─── Document text
And this is not something in the distant future: This is the currently potential situation.
Now, as I have said on a number of occasions, the great mistake in most political thinking about economy, about similar kinds of things, in the general environment, is that people tend to believe that history is driven by events. And history is never driven by events. History is driven by processes, which are in-process processes; and certain events may or may not happen in those processes, but the processes will continue. Events, major events, significant events are generated by history, not history by events!
And that, of course, is contrary to what most people believe. But what most people believe is wrong. And because they believe that sort of thing, is the reason that the entire world system has come to a point where it's in a process of a general breakdown crisis.
Now, I've been told that you would like to hear some optimistic messages. Well, that's very optimistic, because first of all, I've told you what will work, as opposed to what most people think will work, which will not work. I've also told you, why, implicitly, the world is on the verge of a general breakdown, while people outside will tell you the opposite: They'll tell you that the event is going to cause the breakdown, if it occurs. And I tell you, it is not the event that's going to cause the breakdown; it's the process; it's the existing policy of practice of nations.
──────
Can you write out the passage on history and processes again from "And that, of" to "general breakdown crisis.", updating "crisis" to "emergency"?
─── Supplied material
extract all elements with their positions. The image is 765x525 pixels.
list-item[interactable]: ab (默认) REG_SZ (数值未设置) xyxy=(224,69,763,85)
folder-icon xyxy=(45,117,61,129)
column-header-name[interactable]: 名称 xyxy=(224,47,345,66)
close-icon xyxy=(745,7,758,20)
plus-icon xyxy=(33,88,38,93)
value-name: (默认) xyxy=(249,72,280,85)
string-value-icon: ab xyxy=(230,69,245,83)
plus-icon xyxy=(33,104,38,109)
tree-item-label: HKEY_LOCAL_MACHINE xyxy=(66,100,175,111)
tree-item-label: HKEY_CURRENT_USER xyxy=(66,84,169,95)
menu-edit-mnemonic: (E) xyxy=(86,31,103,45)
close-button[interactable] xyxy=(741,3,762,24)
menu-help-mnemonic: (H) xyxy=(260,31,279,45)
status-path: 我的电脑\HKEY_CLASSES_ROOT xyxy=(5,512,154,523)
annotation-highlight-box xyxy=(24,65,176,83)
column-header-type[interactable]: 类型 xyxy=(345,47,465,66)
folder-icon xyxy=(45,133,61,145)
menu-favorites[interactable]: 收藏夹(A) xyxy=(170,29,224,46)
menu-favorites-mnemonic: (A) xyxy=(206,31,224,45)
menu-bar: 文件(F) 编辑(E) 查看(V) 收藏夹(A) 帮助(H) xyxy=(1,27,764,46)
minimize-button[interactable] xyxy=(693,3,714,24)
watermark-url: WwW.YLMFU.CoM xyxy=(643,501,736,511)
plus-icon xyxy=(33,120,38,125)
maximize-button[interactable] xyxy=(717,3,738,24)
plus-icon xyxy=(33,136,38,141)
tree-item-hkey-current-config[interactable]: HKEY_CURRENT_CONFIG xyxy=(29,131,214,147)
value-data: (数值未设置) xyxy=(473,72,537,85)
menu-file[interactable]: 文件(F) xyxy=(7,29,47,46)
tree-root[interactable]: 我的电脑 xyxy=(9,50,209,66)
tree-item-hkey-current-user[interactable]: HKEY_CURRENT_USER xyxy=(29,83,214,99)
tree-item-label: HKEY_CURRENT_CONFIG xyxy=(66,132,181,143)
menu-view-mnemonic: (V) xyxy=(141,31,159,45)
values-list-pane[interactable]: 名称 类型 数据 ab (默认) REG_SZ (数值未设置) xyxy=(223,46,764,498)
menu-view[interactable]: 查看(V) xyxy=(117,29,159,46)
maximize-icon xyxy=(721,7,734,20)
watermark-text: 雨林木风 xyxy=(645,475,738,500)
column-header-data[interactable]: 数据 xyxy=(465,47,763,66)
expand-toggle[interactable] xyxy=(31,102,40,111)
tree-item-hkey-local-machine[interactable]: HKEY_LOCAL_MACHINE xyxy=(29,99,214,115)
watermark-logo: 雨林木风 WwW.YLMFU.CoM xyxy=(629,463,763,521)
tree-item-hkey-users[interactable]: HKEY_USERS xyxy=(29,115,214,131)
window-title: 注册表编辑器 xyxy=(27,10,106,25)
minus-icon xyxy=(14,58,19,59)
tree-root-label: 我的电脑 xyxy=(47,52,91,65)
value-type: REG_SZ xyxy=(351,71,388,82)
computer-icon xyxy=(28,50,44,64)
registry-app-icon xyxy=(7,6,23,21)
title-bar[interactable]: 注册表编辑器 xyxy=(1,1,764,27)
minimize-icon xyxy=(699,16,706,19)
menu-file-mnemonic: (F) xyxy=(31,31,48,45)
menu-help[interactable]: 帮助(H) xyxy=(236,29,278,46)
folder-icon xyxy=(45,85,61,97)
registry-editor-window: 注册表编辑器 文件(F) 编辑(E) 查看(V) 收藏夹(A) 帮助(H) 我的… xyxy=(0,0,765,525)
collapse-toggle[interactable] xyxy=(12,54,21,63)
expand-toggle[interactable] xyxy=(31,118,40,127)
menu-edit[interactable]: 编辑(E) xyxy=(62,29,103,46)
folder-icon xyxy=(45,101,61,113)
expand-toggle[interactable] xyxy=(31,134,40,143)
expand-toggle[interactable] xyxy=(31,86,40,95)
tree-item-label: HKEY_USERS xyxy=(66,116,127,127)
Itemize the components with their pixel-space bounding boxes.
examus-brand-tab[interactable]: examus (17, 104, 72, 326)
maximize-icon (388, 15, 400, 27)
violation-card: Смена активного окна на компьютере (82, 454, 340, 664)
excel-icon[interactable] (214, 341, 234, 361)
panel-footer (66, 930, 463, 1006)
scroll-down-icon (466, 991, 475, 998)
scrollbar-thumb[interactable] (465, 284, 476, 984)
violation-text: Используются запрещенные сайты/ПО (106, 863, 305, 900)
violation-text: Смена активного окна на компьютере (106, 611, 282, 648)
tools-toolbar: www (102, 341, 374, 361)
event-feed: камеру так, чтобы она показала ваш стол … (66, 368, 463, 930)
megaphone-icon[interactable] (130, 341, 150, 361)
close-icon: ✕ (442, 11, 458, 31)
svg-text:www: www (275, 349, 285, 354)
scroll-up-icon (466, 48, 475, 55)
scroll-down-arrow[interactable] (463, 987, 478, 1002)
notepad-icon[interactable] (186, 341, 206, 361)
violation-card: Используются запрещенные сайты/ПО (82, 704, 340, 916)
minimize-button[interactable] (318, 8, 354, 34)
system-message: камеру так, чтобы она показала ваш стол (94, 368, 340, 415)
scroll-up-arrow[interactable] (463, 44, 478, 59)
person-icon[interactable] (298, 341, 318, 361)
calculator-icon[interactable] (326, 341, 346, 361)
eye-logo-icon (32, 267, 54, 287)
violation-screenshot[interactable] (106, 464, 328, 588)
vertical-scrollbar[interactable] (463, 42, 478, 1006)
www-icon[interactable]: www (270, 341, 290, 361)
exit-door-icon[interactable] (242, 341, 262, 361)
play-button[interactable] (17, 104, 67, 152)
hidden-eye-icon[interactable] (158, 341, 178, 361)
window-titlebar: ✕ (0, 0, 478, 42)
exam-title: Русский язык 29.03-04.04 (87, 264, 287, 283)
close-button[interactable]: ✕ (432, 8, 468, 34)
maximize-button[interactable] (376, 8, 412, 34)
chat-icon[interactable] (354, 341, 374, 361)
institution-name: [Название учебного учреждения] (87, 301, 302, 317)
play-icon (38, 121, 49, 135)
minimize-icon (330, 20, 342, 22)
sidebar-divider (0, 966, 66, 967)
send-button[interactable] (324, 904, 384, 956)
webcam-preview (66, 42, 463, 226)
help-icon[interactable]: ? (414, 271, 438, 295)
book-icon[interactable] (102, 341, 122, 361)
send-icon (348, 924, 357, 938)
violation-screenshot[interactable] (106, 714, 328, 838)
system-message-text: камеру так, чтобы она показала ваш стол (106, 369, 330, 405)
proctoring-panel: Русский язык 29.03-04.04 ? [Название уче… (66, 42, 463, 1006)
──────
Reply to the task:
And that, of course, is contrary to what most people believe. But what most people believe is wrong. And because they believe that sort of thing, is the reason that the entire world system has come to a point where it's in a process of a general breakdown emergency.